• Objective
Copy out the following records word for word, leaving out the pictures.
── Data to process
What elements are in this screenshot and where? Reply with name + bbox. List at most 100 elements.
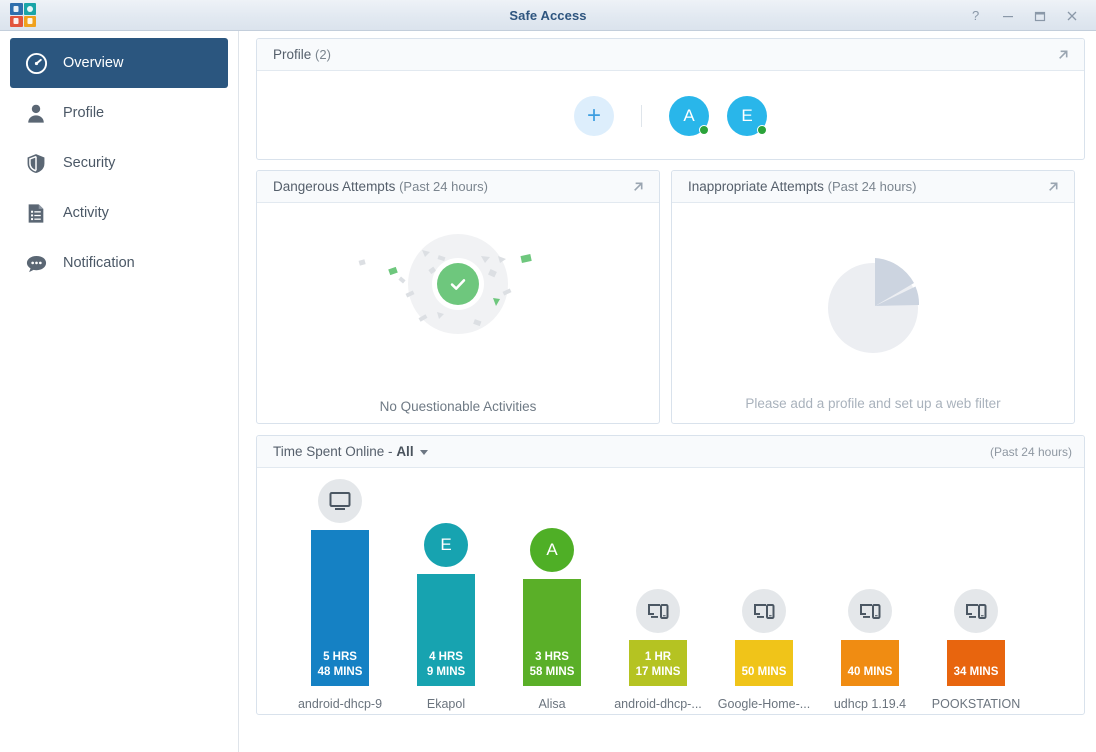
time-spent-online-header: Time Spent Online - All (Past 24 hours)	[257, 436, 1084, 468]
bar-category-label: android-dhcp-9	[297, 697, 383, 711]
sidebar-item-notification[interactable]: Notification	[10, 238, 228, 288]
dangerous-attempts-title: Dangerous Attempts (Past 24 hours)	[273, 179, 488, 194]
bar[interactable]: 34 MINS	[947, 640, 1005, 686]
profile-avatar-badge: E	[424, 523, 468, 567]
sidebar-item-activity[interactable]: Activity	[10, 188, 228, 238]
bar-value-label: 4 HRS	[429, 651, 463, 663]
bar-value-label: 48 MINS	[317, 666, 363, 678]
bar-value-label: 40 MINS	[847, 666, 893, 678]
gauge-icon	[23, 50, 49, 76]
divider	[641, 104, 642, 127]
maximize-button[interactable]	[1024, 0, 1056, 31]
add-profile-button[interactable]: +	[574, 95, 614, 136]
avatar[interactable]: A	[669, 95, 709, 136]
close-button[interactable]	[1056, 0, 1088, 31]
sidebar-item-profile[interactable]: Profile	[10, 88, 228, 138]
bar-column[interactable]: 5 HRS 48 MINS android-dhcp-9	[287, 479, 393, 714]
bar-chart-bars: 5 HRS 48 MINS android-dhcp-9 E 4 HRS 9 MINS Ek…	[257, 468, 1084, 714]
sidebar-item-overview[interactable]: Overview	[10, 38, 228, 88]
inappropriate-attempts-body: Please add a profile and set up a web fi…	[672, 203, 1074, 424]
sidebar-item-label: Notification	[63, 255, 135, 271]
bar-value-label: 1 HR	[644, 651, 672, 663]
attempts-row: Dangerous Attempts (Past 24 hours) No Qu…	[256, 170, 1085, 424]
profile-panel: Profile (2) + A E	[256, 38, 1085, 160]
profile-list: + A E	[257, 71, 1084, 160]
avatar-initial: A	[683, 105, 695, 125]
svg-text:?: ?	[972, 9, 979, 22]
devices-icon	[848, 589, 892, 633]
expand-arrow-icon[interactable]	[629, 178, 647, 196]
devices-icon	[636, 589, 680, 633]
bar[interactable]: 4 HRS 9 MINS	[417, 574, 475, 686]
chat-bubble-icon	[23, 250, 49, 276]
bar-value-label: 9 MINS	[426, 666, 466, 678]
inappropriate-attempts-title: Inappropriate Attempts (Past 24 hours)	[688, 179, 917, 194]
window-title-bar: Safe Access ?	[0, 0, 1096, 31]
bar-column[interactable]: 50 MINS Google-Home-...	[711, 589, 817, 714]
time-spent-online-title: Time Spent Online - All	[273, 444, 428, 459]
pie-chart-icon	[818, 250, 928, 360]
bar-value-label: 34 MINS	[953, 666, 999, 678]
dangerous-attempts-header: Dangerous Attempts (Past 24 hours)	[257, 171, 659, 203]
chevron-down-icon[interactable]	[419, 449, 428, 455]
bar-category-label: udhcp 1.19.4	[833, 697, 907, 711]
period-label: (Past 24 hours)	[989, 444, 1072, 459]
bar-column[interactable]: E 4 HRS 9 MINS Ekapol	[393, 523, 499, 714]
profile-panel-header: Profile (2)	[257, 39, 1084, 71]
avatar[interactable]: E	[727, 95, 767, 136]
sidebar-item-label: Security	[63, 155, 116, 171]
bar-value-label: 5 HRS	[323, 651, 357, 663]
online-status-dot	[699, 124, 709, 135]
bar[interactable]: 40 MINS	[841, 640, 899, 686]
inappropriate-empty-text: Please add a profile and set up a web fi…	[745, 396, 1001, 411]
window-controls: ?	[960, 0, 1088, 31]
bar-value-label: 17 MINS	[635, 666, 681, 678]
expand-arrow-icon[interactable]	[1044, 178, 1062, 196]
dangerous-attempts-body: No Questionable Activities	[257, 203, 659, 424]
minimize-button[interactable]	[992, 0, 1024, 31]
person-icon	[23, 100, 49, 126]
devices-icon	[742, 589, 786, 633]
bar-value-label: 3 HRS	[535, 651, 569, 663]
time-spent-online-chart: 5 HRS 48 MINS android-dhcp-9 E 4 HRS 9 MINS Ek…	[257, 468, 1084, 714]
inappropriate-attempts-header: Inappropriate Attempts (Past 24 hours)	[672, 171, 1074, 203]
shield-icon	[23, 150, 49, 176]
period-label: (Past 24 hours)	[827, 179, 917, 194]
bar-column[interactable]: 1 HR 17 MINS android-dhcp-...	[605, 589, 711, 714]
avatar-initial: E	[741, 105, 753, 125]
bar-column[interactable]: A 3 HRS 58 MINS Alisa	[499, 528, 605, 714]
monitor-icon	[318, 479, 362, 523]
bar[interactable]: 1 HR 17 MINS	[629, 640, 687, 686]
check-circle-icon	[437, 263, 479, 305]
safe-access-window: Safe Access ? Overview Profile Security …	[0, 0, 1096, 752]
bar-column[interactable]: 40 MINS udhcp 1.19.4	[817, 589, 923, 714]
bar[interactable]: 3 HRS 58 MINS	[523, 579, 581, 686]
expand-arrow-icon[interactable]	[1054, 46, 1072, 64]
confetti-illustration	[343, 228, 573, 363]
bar-column[interactable]: 34 MINS POOKSTATION	[923, 589, 1029, 714]
profile-panel-title: Profile (2)	[273, 47, 331, 62]
time-spent-online-panel: Time Spent Online - All (Past 24 hours) …	[256, 435, 1085, 715]
bar[interactable]: 5 HRS 48 MINS	[311, 530, 369, 686]
sidebar-item-security[interactable]: Security	[10, 138, 228, 188]
page-title: Safe Access	[509, 8, 587, 23]
profile-count: (2)	[315, 47, 331, 62]
bar-category-label: Ekapol	[426, 697, 466, 711]
bar-category-label: Google-Home-...	[717, 697, 811, 711]
help-button[interactable]: ?	[960, 0, 992, 31]
profile-avatar-badge: A	[530, 528, 574, 572]
dangerous-attempts-panel: Dangerous Attempts (Past 24 hours) No Qu…	[256, 170, 660, 424]
bar-category-label: POOKSTATION	[931, 697, 1021, 711]
sidebar-item-label: Activity	[63, 205, 109, 221]
bar[interactable]: 50 MINS	[735, 640, 793, 686]
bar-value-label: 58 MINS	[529, 666, 575, 678]
sidebar-item-label: Profile	[63, 105, 105, 121]
sidebar-item-label: Overview	[63, 55, 124, 71]
bar-category-label: android-dhcp-...	[614, 697, 702, 711]
bar-category-label: Alisa	[538, 697, 566, 711]
sidebar: Overview Profile Security Activity Notif…	[0, 31, 239, 752]
profile-filter-value[interactable]: All	[396, 444, 413, 459]
inappropriate-attempts-panel: Inappropriate Attempts (Past 24 hours) P…	[671, 170, 1075, 424]
main-content: Profile (2) + A E Dangerous Attempts (Pa…	[240, 31, 1096, 752]
document-list-icon	[23, 200, 49, 226]
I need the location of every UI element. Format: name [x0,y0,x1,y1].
────
• Exercise response
What elements are in this screenshot and where? Reply with name + bbox. List at most 100 elements.
time-spent-online-header: Time Spent Online - All (Past 24 hours)	[257, 436, 1084, 468]
bar-category-label: android-dhcp-9	[297, 697, 383, 711]
sidebar-item-notification[interactable]: Notification	[10, 238, 228, 288]
dangerous-attempts-title: Dangerous Attempts (Past 24 hours)	[273, 179, 488, 194]
bar[interactable]: 34 MINS	[947, 640, 1005, 686]
profile-avatar-badge: E	[424, 523, 468, 567]
sidebar-item-activity[interactable]: Activity	[10, 188, 228, 238]
bar-value-label: 4 HRS	[429, 651, 463, 663]
bar-value-label: 48 MINS	[317, 666, 363, 678]
bar-value-label: 40 MINS	[847, 666, 893, 678]
gauge-icon	[23, 50, 49, 76]
divider	[641, 104, 642, 127]
maximize-button[interactable]	[1024, 0, 1056, 31]
add-profile-button[interactable]: +	[574, 95, 614, 136]
avatar[interactable]: A	[669, 95, 709, 136]
close-button[interactable]	[1056, 0, 1088, 31]
sidebar-item-profile[interactable]: Profile	[10, 88, 228, 138]
bar-column[interactable]: 5 HRS 48 MINS android-dhcp-9	[287, 479, 393, 714]
bar-chart-bars: 5 HRS 48 MINS android-dhcp-9 E 4 HRS 9 MINS Ek…	[257, 468, 1084, 714]
sidebar-item-overview[interactable]: Overview	[10, 38, 228, 88]
inappropriate-attempts-body: Please add a profile and set up a web fi…	[672, 203, 1074, 424]
sidebar-item-label: Notification	[63, 255, 135, 271]
bar-value-label: 1 HR	[644, 651, 672, 663]
attempts-row: Dangerous Attempts (Past 24 hours) No Qu…	[256, 170, 1085, 424]
profile-panel: Profile (2) + A E	[256, 38, 1085, 160]
profile-list: + A E	[257, 71, 1084, 160]
avatar-initial: A	[683, 105, 695, 125]
svg-text:?: ?	[972, 9, 979, 22]
devices-icon	[848, 589, 892, 633]
expand-arrow-icon[interactable]	[629, 178, 647, 196]
devices-icon	[636, 589, 680, 633]
bar[interactable]: 4 HRS 9 MINS	[417, 574, 475, 686]
chat-bubble-icon	[23, 250, 49, 276]
bar-value-label: 9 MINS	[426, 666, 466, 678]
inappropriate-attempts-title: Inappropriate Attempts (Past 24 hours)	[688, 179, 917, 194]
window-title-bar: Safe Access ?	[0, 0, 1096, 31]
bar-column[interactable]: 50 MINS Google-Home-...	[711, 589, 817, 714]
time-spent-online-title: Time Spent Online - All	[273, 444, 428, 459]
pie-chart-icon	[818, 250, 928, 360]
bar-value-label: 34 MINS	[953, 666, 999, 678]
dangerous-attempts-header: Dangerous Attempts (Past 24 hours)	[257, 171, 659, 203]
chevron-down-icon[interactable]	[419, 449, 428, 455]
bar-category-label: udhcp 1.19.4	[833, 697, 907, 711]
period-label: (Past 24 hours)	[989, 444, 1072, 459]
bar-column[interactable]: E 4 HRS 9 MINS Ekapol	[393, 523, 499, 714]
profile-panel-header: Profile (2)	[257, 39, 1084, 71]
avatar[interactable]: E	[727, 95, 767, 136]
sidebar-item-label: Security	[63, 155, 116, 171]
bar-value-label: 5 HRS	[323, 651, 357, 663]
online-status-dot	[699, 124, 709, 135]
bar[interactable]: 40 MINS	[841, 640, 899, 686]
inappropriate-empty-text: Please add a profile and set up a web fi…	[745, 396, 1001, 411]
window-controls: ?	[960, 0, 1088, 31]
bar-value-label: 17 MINS	[635, 666, 681, 678]
expand-arrow-icon[interactable]	[1044, 178, 1062, 196]
dangerous-attempts-body: No Questionable Activities	[257, 203, 659, 424]
minimize-button[interactable]	[992, 0, 1024, 31]
person-icon	[23, 100, 49, 126]
devices-icon	[742, 589, 786, 633]
bar-value-label: 3 HRS	[535, 651, 569, 663]
time-spent-online-chart: 5 HRS 48 MINS android-dhcp-9 E 4 HRS 9 MINS Ek…	[257, 468, 1084, 714]
inappropriate-attempts-header: Inappropriate Attempts (Past 24 hours)	[672, 171, 1074, 203]
shield-icon	[23, 150, 49, 176]
period-label: (Past 24 hours)	[827, 179, 917, 194]
bar-column[interactable]: 1 HR 17 MINS android-dhcp-...	[605, 589, 711, 714]
avatar-initial: E	[741, 105, 753, 125]
bar-column[interactable]: A 3 HRS 58 MINS Alisa	[499, 528, 605, 714]
monitor-icon	[318, 479, 362, 523]
bar[interactable]: 1 HR 17 MINS	[629, 640, 687, 686]
check-circle-icon	[437, 263, 479, 305]
safe-access-window: Safe Access ? Overview Profile Security …	[0, 0, 1096, 752]
bar-column[interactable]: 40 MINS udhcp 1.19.4	[817, 589, 923, 714]
bar[interactable]: 3 HRS 58 MINS	[523, 579, 581, 686]
expand-arrow-icon[interactable]	[1054, 46, 1072, 64]
confetti-illustration	[343, 228, 573, 363]
bar-column[interactable]: 34 MINS POOKSTATION	[923, 589, 1029, 714]
profile-panel-title: Profile (2)	[273, 47, 331, 62]
time-spent-online-panel: Time Spent Online - All (Past 24 hours) …	[256, 435, 1085, 715]
bar[interactable]: 5 HRS 48 MINS	[311, 530, 369, 686]
sidebar-item-security[interactable]: Security	[10, 138, 228, 188]
page-title: Safe Access	[509, 8, 587, 23]
profile-count: (2)	[315, 47, 331, 62]
bar-category-label: Ekapol	[426, 697, 466, 711]
bar-category-label: Google-Home-...	[717, 697, 811, 711]
help-button[interactable]: ?	[960, 0, 992, 31]
profile-avatar-badge: A	[530, 528, 574, 572]
dangerous-attempts-panel: Dangerous Attempts (Past 24 hours) No Qu…	[256, 170, 660, 424]
bar-category-label: POOKSTATION	[931, 697, 1021, 711]
sidebar-item-label: Activity	[63, 205, 109, 221]
bar[interactable]: 50 MINS	[735, 640, 793, 686]
bar-value-label: 58 MINS	[529, 666, 575, 678]
sidebar-item-label: Profile	[63, 105, 105, 121]
sidebar-item-label: Overview	[63, 55, 124, 71]
bar-category-label: android-dhcp-...	[614, 697, 702, 711]
bar-category-label: Alisa	[538, 697, 566, 711]
sidebar: Overview Profile Security Activity Notif…	[0, 31, 239, 752]
profile-filter-value[interactable]: All	[396, 444, 413, 459]
inappropriate-attempts-panel: Inappropriate Attempts (Past 24 hours) P…	[671, 170, 1075, 424]
main-content: Profile (2) + A E Dangerous Attempts (Pa…	[240, 31, 1096, 752]
document-list-icon	[23, 200, 49, 226]
I need the location of every UI element. Format: name [x0,y0,x1,y1].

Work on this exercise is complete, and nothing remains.